▸ What is being asked
Each entry below should be reproduced character for character.

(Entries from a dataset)
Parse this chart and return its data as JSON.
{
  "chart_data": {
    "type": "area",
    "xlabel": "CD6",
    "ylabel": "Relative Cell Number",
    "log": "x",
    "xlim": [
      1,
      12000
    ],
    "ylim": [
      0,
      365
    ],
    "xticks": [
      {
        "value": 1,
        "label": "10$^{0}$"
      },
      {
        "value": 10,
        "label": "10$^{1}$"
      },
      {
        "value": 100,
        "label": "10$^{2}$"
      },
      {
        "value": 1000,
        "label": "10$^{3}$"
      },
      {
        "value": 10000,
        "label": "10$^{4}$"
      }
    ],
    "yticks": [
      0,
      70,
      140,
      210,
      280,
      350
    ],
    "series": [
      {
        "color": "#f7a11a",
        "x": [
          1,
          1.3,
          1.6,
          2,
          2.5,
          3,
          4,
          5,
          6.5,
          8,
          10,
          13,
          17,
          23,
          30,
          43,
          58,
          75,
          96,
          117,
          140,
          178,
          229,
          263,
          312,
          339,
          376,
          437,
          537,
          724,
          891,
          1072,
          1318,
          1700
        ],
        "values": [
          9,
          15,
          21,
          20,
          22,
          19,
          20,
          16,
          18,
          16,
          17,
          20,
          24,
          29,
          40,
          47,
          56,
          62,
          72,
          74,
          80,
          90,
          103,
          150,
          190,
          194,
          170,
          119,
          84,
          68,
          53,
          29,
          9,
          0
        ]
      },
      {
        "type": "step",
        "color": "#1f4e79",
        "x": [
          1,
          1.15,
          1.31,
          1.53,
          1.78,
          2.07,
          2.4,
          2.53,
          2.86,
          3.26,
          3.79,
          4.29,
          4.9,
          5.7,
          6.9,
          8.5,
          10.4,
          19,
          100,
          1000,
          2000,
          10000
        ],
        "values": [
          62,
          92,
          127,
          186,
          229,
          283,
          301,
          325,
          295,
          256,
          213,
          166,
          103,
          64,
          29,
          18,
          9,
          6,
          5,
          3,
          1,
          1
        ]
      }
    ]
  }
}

▸ Result for this task
Parse this chart and return its data as JSON.
{
  "chart_data": {
    "type": "area",
    "xlabel": "CD6",
    "ylabel": "Relative Cell Number",
    "log": "x",
    "xlim": [
      1,
      12000
    ],
    "ylim": [
      0,
      365
    ],
    "xticks": [
      {
        "value": 1,
        "label": "10$^{0}$"
      },
      {
        "value": 10,
        "label": "10$^{1}$"
      },
      {
        "value": 100,
        "label": "10$^{2}$"
      },
      {
        "value": 1000,
        "label": "10$^{3}$"
      },
      {
        "value": 10000,
        "label": "10$^{4}$"
      }
    ],
    "yticks": [
      0,
      70,
      140,
      210,
      280,
      350
    ],
    "series": [
      {
        "color": "#f7a11a",
        "x": [
          1,
          1.3,
          1.6,
          2,
          2.5,
          3,
          4,
          5,
          6.5,
          8,
          10,
          13,
          17,
          23,
          30,
          43,
          58,
          75,
          96,
          117,
          140,
          178,
          229,
          263,
          312,
          339,
          376,
          437,
          537,
          724,
          891,
          1072,
          1318,
          1700
        ],
        "values": [
          9,
          15,
          21,
          20,
          22,
          19,
          20,
          16,
          18,
          16,
          17,
          20,
          24,
          29,
          40,
          47,
          56,
          62,
          72,
          74,
          80,
          90,
          103,
          150,
          190,
          194,
          170,
          119,
          84,
          68,
          53,
          29,
          9,
          0
        ]
      },
      {
        "type": "step",
        "color": "#1f4e79",
        "x": [
          1,
          1.15,
          1.31,
          1.53,
          1.78,
          2.07,
          2.4,
          2.53,
          2.86,
          3.26,
          3.79,
          4.29,
          4.9,
          5.7,
          6.9,
          8.5,
          10.4,
          19,
          100,
          1000,
          2000,
          10000
        ],
        "values": [
          62,
          92,
          127,
          186,
          229,
          283,
          301,
          325,
          295,
          256,
          213,
          166,
          103,
          64,
          29,
          18,
          9,
          6,
          5,
          3,
          1,
          1
        ]
      }
    ]
  }
}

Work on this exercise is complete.